GIVEN DATA:
——
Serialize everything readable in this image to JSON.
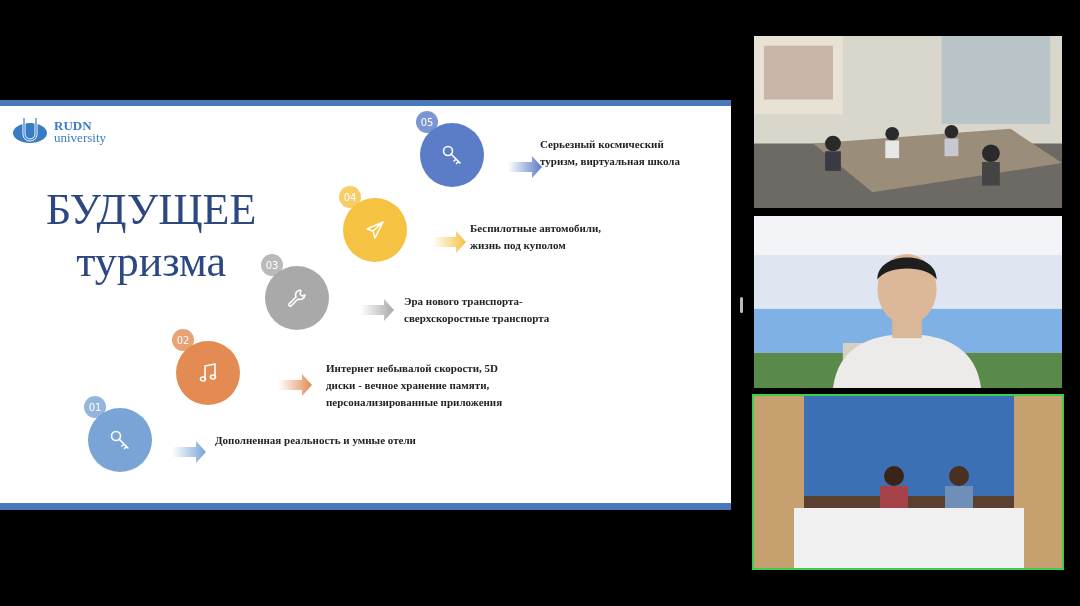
{
  "slide": {
    "logo": {
      "line1": "RUDN",
      "line2": "university"
    },
    "title": [
      "БУДУЩЕЕ",
      "туризма"
    ],
    "steps": [
      {
        "number": "05",
        "kind": "key",
        "color": "#5b7cc7",
        "lines": [
          "Серьезный космический",
          "туризм, виртуальная школа"
        ]
      },
      {
        "number": "04",
        "kind": "plane",
        "color": "#f5c242",
        "lines": [
          "Беспилотные автомобили,",
          "жизнь под куполом"
        ]
      },
      {
        "number": "03",
        "kind": "wrench",
        "color": "#a9a9a9",
        "lines": [
          "Эра нового транспорта-",
          "сверхскоростные транспорта"
        ]
      },
      {
        "number": "02",
        "kind": "music",
        "color": "#e38b52",
        "lines": [
          "Интернет небывалой скорости, 5D",
          "диски - вечное хранение памяти,",
          "персонализированные приложения"
        ]
      },
      {
        "number": "01",
        "kind": "key",
        "color": "#7aa3d6",
        "lines": [
          "Дополненная реальность и умные отели"
        ]
      }
    ]
  },
  "video_tiles": [
    {
      "kind": "picture",
      "active": false
    },
    {
      "kind": "picture",
      "active": false
    },
    {
      "kind": "picture",
      "active": true
    }
  ]
}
——
BRIEF: Leave out the pictures and transcribe everything else exactly.

ANSWER TO THIS PROBLEM:
Serialize everything readable in this image to JSON.
{
  "slide": {
    "logo": {
      "line1": "RUDN",
      "line2": "university"
    },
    "title": [
      "БУДУЩЕЕ",
      "туризма"
    ],
    "steps": [
      {
        "number": "05",
        "kind": "key",
        "color": "#5b7cc7",
        "lines": [
          "Серьезный космический",
          "туризм, виртуальная школа"
        ]
      },
      {
        "number": "04",
        "kind": "plane",
        "color": "#f5c242",
        "lines": [
          "Беспилотные автомобили,",
          "жизнь под куполом"
        ]
      },
      {
        "number": "03",
        "kind": "wrench",
        "color": "#a9a9a9",
        "lines": [
          "Эра нового транспорта-",
          "сверхскоростные транспорта"
        ]
      },
      {
        "number": "02",
        "kind": "music",
        "color": "#e38b52",
        "lines": [
          "Интернет небывалой скорости, 5D",
          "диски - вечное хранение памяти,",
          "персонализированные приложения"
        ]
      },
      {
        "number": "01",
        "kind": "key",
        "color": "#7aa3d6",
        "lines": [
          "Дополненная реальность и умные отели"
        ]
      }
    ]
  },
  "video_tiles": [
    {
      "kind": "picture",
      "active": false
    },
    {
      "kind": "picture",
      "active": false
    },
    {
      "kind": "picture",
      "active": true
    }
  ]
}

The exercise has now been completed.